(Data records)
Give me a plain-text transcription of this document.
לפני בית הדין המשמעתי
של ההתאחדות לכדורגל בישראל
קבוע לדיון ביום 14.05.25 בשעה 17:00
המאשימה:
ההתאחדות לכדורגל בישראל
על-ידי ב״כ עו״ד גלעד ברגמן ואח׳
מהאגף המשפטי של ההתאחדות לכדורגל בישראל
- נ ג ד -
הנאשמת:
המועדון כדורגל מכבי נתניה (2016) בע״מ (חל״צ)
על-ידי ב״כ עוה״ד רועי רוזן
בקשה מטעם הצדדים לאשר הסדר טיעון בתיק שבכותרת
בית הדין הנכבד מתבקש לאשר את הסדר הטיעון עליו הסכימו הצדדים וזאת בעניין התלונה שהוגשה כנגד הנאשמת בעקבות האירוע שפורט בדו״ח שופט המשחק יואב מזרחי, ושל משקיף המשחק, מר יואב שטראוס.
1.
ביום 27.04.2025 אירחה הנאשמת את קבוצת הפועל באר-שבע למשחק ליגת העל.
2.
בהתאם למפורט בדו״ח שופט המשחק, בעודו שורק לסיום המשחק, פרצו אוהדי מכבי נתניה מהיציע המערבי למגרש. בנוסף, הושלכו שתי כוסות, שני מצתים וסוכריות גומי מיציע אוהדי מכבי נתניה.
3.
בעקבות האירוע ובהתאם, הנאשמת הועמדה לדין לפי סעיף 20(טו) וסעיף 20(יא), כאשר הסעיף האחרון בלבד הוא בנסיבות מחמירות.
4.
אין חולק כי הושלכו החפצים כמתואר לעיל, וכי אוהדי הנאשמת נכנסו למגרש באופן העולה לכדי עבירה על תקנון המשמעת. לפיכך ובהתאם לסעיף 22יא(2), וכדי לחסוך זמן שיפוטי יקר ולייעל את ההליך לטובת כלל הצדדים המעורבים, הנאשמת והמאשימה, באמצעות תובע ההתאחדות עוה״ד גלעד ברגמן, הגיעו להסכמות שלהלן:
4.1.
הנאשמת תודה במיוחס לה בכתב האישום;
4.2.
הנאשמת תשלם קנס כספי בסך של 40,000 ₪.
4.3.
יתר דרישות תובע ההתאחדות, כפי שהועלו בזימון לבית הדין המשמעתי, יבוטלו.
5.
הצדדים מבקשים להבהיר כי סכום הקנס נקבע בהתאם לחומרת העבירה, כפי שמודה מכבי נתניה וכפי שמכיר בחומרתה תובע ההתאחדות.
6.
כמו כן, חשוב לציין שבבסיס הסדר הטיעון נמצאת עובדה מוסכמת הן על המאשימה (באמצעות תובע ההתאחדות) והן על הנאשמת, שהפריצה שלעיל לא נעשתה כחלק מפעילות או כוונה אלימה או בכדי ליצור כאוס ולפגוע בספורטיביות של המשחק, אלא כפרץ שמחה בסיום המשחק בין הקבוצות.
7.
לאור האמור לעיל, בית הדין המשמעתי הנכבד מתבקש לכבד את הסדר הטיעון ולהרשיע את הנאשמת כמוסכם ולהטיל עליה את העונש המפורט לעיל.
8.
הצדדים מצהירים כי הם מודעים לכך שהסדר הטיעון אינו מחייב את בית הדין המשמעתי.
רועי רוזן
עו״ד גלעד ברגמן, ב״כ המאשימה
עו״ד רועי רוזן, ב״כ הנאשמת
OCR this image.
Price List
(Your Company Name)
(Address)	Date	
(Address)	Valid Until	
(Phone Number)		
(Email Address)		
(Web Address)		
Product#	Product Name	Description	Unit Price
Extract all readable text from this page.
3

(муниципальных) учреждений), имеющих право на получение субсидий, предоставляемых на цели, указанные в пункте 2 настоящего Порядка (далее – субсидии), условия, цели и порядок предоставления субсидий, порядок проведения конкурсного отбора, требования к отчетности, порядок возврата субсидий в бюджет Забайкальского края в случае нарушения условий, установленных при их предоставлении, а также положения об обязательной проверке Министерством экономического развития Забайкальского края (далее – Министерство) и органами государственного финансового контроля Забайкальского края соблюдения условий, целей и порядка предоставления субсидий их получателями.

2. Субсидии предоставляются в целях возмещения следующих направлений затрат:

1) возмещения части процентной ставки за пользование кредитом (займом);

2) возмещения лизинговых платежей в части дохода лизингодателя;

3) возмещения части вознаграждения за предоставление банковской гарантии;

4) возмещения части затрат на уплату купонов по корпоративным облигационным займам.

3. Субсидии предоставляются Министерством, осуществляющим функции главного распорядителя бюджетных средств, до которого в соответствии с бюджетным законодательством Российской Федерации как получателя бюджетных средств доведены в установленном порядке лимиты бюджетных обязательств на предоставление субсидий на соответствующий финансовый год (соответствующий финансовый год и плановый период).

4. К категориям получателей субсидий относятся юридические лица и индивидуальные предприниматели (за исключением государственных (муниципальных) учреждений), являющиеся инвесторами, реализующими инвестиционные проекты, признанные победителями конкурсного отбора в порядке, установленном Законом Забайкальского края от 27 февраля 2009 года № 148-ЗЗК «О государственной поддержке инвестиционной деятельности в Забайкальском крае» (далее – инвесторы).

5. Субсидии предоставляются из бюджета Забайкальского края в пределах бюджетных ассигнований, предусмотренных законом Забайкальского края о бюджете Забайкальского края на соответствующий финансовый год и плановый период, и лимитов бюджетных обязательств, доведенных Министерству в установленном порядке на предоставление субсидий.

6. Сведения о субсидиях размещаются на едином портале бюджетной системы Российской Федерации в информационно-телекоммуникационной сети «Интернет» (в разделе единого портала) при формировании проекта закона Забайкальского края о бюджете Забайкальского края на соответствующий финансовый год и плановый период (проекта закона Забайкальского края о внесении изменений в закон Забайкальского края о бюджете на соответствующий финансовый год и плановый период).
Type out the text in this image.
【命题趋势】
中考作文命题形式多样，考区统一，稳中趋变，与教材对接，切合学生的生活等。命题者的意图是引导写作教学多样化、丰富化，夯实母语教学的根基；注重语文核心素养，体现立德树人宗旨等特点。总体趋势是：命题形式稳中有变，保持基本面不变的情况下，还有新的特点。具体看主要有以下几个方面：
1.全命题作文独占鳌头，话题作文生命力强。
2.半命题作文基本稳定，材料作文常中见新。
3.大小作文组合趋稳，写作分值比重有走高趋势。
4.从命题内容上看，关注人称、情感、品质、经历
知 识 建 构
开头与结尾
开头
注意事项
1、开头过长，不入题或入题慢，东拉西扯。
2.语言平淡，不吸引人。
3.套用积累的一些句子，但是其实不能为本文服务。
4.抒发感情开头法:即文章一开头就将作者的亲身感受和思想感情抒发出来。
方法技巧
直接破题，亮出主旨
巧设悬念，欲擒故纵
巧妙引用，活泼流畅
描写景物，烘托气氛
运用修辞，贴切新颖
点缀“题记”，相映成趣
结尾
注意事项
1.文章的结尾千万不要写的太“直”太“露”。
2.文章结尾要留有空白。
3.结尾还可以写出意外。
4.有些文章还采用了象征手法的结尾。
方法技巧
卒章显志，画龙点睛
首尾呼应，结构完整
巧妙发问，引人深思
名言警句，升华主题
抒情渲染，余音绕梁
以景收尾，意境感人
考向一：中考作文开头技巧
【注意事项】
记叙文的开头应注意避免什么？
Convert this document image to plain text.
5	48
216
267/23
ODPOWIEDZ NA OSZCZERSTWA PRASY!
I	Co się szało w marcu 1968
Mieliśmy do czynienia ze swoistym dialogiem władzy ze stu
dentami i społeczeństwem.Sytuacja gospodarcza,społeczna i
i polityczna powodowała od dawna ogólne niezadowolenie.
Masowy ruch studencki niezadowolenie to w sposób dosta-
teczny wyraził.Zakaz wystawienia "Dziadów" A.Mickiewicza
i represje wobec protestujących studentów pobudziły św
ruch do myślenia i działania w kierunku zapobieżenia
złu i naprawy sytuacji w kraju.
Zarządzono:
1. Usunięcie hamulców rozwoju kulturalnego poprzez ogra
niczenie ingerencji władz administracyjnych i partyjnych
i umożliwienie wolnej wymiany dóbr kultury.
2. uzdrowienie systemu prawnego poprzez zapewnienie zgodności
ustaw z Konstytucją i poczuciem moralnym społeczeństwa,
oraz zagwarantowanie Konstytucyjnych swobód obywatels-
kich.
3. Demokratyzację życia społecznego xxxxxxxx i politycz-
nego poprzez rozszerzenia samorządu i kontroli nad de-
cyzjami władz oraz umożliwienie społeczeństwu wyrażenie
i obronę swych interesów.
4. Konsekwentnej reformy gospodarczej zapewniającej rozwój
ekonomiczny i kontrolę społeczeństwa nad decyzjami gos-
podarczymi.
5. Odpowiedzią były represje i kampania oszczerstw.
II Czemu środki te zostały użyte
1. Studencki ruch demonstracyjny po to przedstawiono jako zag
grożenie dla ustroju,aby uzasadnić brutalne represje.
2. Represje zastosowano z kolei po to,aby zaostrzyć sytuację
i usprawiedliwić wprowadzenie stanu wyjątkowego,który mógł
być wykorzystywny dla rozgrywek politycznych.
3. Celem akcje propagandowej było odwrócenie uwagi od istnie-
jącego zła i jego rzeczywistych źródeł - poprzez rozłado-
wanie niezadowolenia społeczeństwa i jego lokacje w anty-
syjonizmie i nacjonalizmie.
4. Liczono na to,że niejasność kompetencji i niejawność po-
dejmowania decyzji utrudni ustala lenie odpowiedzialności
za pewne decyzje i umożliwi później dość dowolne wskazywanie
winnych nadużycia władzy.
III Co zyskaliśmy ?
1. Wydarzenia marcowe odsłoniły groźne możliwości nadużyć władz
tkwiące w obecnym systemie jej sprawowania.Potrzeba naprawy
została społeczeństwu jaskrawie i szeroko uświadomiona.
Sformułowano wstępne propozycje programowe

§ **WHAT YOU ARE ASKED TO DO**
Return each line of the listing that holds the string "נתניה".

§ **SOLUTION TO THE EXERCISE**
המועדון כדורגל מכבי נתניה (2016) בע״מ (חל״צ)
בהתאם למפורט בדו״ח שופט המשחק, בעודו שורק לסיום המשחק, פרצו אוהדי מכבי נתניה מהיציע המערבי למגרש. בנוסף, הושלכו שתי כוסות, שני מצתים וסוכריות גומי מיציע אוהדי מכבי נתניה.
הצדדים מבקשים להבהיר כי סכום הקנס נקבע בהתאם לחומרת העבירה, כפי שמודה מכבי נתניה וכפי שמכיר בחומרתה תובע ההתאחדות.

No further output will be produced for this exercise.